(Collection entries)
================
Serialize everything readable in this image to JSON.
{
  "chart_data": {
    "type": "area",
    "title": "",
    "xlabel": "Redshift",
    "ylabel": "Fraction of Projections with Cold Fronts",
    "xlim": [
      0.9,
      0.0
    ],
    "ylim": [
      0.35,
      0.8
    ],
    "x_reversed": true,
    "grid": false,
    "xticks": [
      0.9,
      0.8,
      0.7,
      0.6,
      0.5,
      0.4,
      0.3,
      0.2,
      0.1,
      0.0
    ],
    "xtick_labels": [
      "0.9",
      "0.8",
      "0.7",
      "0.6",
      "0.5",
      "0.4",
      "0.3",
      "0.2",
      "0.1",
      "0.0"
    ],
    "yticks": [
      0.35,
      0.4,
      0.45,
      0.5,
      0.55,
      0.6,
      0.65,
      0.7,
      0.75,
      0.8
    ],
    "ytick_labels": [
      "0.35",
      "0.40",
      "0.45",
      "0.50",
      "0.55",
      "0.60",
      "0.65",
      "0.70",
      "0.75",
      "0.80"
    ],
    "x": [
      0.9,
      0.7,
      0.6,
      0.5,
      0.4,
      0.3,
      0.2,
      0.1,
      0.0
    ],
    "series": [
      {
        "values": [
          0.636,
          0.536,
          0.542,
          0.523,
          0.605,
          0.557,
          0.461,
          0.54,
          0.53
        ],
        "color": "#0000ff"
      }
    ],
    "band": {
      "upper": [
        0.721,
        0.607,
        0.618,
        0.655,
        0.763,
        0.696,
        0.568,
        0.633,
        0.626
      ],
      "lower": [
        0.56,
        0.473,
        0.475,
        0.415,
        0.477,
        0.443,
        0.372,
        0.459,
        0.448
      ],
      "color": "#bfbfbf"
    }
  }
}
================
* [Exercise details]:
Take the lines above and retype all of them exactly.

* [Exercise output]:
Serialize everything readable in this image to JSON.
{
  "chart_data": {
    "type": "area",
    "title": "",
    "xlabel": "Redshift",
    "ylabel": "Fraction of Projections with Cold Fronts",
    "xlim": [
      0.9,
      0.0
    ],
    "ylim": [
      0.35,
      0.8
    ],
    "x_reversed": true,
    "grid": false,
    "xticks": [
      0.9,
      0.8,
      0.7,
      0.6,
      0.5,
      0.4,
      0.3,
      0.2,
      0.1,
      0.0
    ],
    "xtick_labels": [
      "0.9",
      "0.8",
      "0.7",
      "0.6",
      "0.5",
      "0.4",
      "0.3",
      "0.2",
      "0.1",
      "0.0"
    ],
    "yticks": [
      0.35,
      0.4,
      0.45,
      0.5,
      0.55,
      0.6,
      0.65,
      0.7,
      0.75,
      0.8
    ],
    "ytick_labels": [
      "0.35",
      "0.40",
      "0.45",
      "0.50",
      "0.55",
      "0.60",
      "0.65",
      "0.70",
      "0.75",
      "0.80"
    ],
    "x": [
      0.9,
      0.7,
      0.6,
      0.5,
      0.4,
      0.3,
      0.2,
      0.1,
      0.0
    ],
    "series": [
      {
        "values": [
          0.636,
          0.536,
          0.542,
          0.523,
          0.605,
          0.557,
          0.461,
          0.54,
          0.53
        ],
        "color": "#0000ff"
      }
    ],
    "band": {
      "upper": [
        0.721,
        0.607,
        0.618,
        0.655,
        0.763,
        0.696,
        0.568,
        0.633,
        0.626
      ],
      "lower": [
        0.56,
        0.473,
        0.475,
        0.415,
        0.477,
        0.443,
        0.372,
        0.459,
        0.448
      ],
      "color": "#bfbfbf"
    }
  }
}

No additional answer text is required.